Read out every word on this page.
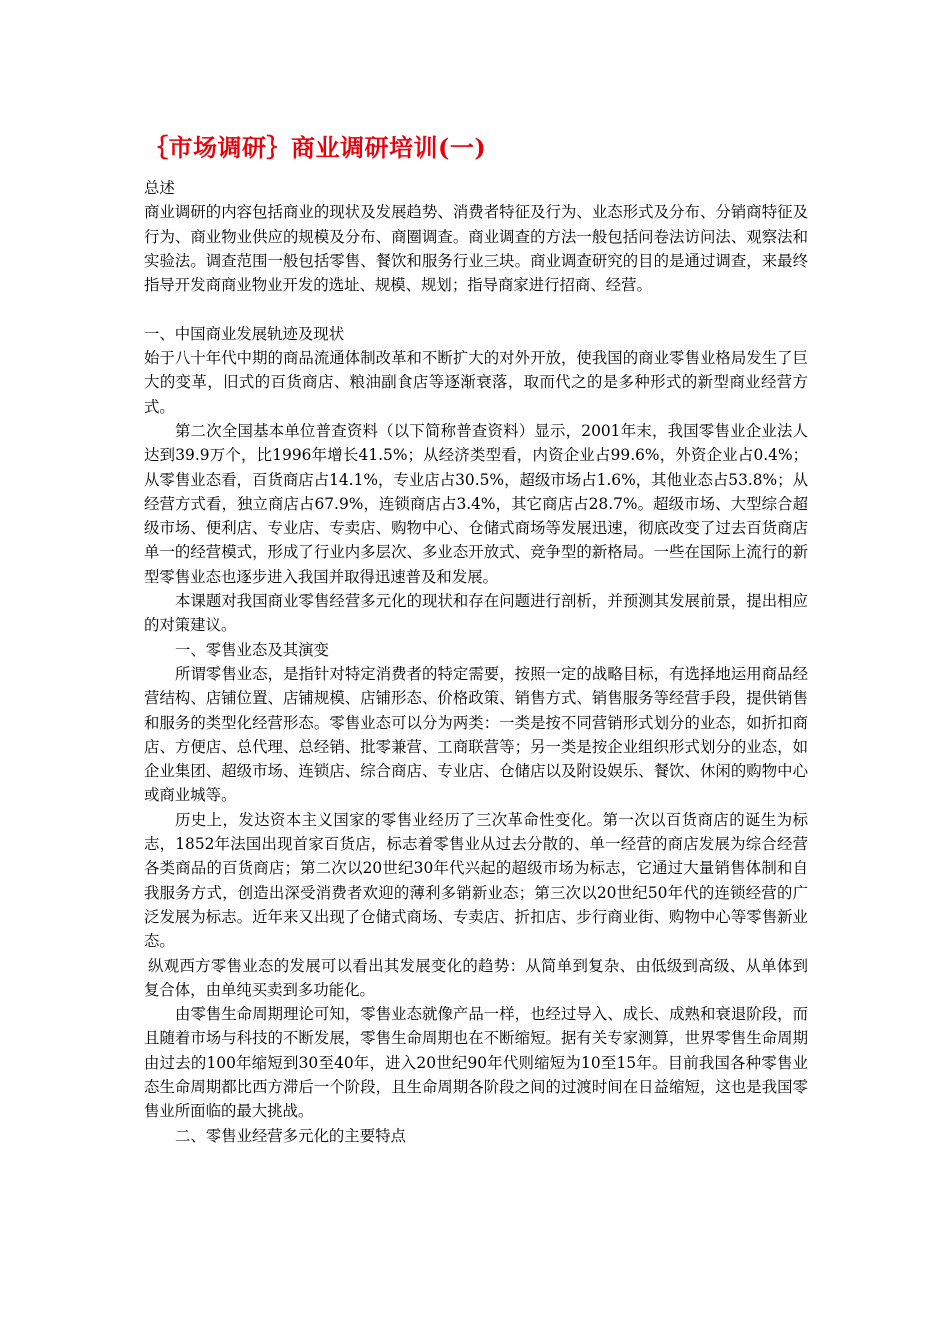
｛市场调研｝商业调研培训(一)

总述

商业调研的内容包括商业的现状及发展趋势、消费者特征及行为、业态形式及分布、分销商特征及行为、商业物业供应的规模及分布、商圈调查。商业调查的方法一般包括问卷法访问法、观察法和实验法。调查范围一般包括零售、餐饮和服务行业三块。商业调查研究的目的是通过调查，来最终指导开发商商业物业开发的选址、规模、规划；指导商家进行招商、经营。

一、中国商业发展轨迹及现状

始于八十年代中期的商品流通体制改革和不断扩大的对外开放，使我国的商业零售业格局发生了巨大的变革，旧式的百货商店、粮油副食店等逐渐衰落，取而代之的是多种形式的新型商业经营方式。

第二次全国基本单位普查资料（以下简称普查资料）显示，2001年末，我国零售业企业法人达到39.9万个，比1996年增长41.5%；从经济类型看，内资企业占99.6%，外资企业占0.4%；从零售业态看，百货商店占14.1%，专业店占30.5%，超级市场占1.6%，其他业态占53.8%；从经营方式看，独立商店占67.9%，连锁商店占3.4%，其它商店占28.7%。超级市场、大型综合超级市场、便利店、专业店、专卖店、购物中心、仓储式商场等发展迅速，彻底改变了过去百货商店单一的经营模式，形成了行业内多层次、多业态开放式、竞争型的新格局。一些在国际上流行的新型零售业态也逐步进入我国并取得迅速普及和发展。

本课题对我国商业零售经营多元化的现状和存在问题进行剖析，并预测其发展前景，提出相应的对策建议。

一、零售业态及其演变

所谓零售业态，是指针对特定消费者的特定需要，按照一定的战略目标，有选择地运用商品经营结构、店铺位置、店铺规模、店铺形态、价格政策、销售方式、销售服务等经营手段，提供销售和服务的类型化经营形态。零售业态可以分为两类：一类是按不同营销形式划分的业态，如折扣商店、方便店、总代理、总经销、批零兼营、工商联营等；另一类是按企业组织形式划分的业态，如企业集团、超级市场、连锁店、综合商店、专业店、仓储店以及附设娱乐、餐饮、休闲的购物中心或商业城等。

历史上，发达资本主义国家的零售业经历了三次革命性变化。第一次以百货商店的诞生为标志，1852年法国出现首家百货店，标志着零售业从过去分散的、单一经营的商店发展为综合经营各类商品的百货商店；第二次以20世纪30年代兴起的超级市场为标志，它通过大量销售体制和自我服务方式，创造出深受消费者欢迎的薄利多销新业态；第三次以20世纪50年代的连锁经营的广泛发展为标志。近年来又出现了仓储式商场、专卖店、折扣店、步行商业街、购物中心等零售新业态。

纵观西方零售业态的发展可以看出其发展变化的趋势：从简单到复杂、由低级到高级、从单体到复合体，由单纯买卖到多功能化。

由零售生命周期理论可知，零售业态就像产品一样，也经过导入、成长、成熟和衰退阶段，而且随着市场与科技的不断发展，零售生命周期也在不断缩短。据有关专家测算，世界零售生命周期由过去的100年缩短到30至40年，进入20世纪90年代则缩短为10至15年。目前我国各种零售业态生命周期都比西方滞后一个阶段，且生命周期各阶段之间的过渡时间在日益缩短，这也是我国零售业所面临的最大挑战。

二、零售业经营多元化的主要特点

--

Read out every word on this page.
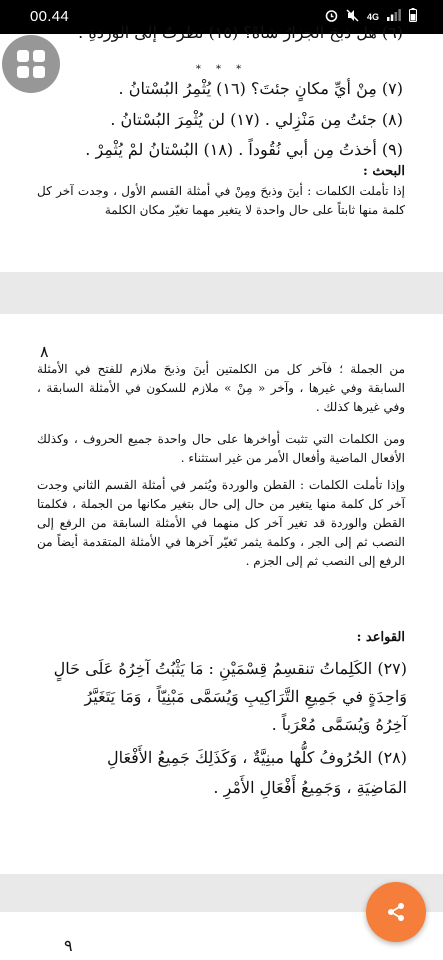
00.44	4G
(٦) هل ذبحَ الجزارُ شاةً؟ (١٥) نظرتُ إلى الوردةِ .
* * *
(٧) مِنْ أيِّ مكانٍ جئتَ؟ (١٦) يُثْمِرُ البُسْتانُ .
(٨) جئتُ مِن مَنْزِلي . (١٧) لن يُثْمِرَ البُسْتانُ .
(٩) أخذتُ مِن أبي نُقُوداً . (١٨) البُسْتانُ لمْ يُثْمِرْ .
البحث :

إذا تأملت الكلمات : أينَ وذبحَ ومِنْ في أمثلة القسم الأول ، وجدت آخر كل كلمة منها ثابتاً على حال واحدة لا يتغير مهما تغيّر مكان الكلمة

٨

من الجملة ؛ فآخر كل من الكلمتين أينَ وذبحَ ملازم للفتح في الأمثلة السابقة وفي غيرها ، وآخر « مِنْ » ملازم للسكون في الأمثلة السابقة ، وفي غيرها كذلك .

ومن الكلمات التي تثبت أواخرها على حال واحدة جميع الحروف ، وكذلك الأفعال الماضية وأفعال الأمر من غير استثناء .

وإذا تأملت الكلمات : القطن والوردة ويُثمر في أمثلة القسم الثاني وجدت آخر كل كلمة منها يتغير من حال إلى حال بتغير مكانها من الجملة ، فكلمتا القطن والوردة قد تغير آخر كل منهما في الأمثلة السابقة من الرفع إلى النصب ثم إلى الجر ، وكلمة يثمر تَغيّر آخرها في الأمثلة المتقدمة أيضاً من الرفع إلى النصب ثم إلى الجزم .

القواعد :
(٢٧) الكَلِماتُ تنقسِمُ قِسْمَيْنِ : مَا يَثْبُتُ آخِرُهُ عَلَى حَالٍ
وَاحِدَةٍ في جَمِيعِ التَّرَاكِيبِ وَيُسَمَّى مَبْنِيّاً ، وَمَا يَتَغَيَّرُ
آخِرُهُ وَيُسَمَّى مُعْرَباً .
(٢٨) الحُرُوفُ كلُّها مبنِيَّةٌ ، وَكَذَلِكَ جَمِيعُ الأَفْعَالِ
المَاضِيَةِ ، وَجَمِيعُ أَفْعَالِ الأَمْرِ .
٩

▸ Objective
Among these entries, how many lines include the string "واحدة"? Reply with the number by itself.

▸ The reply
2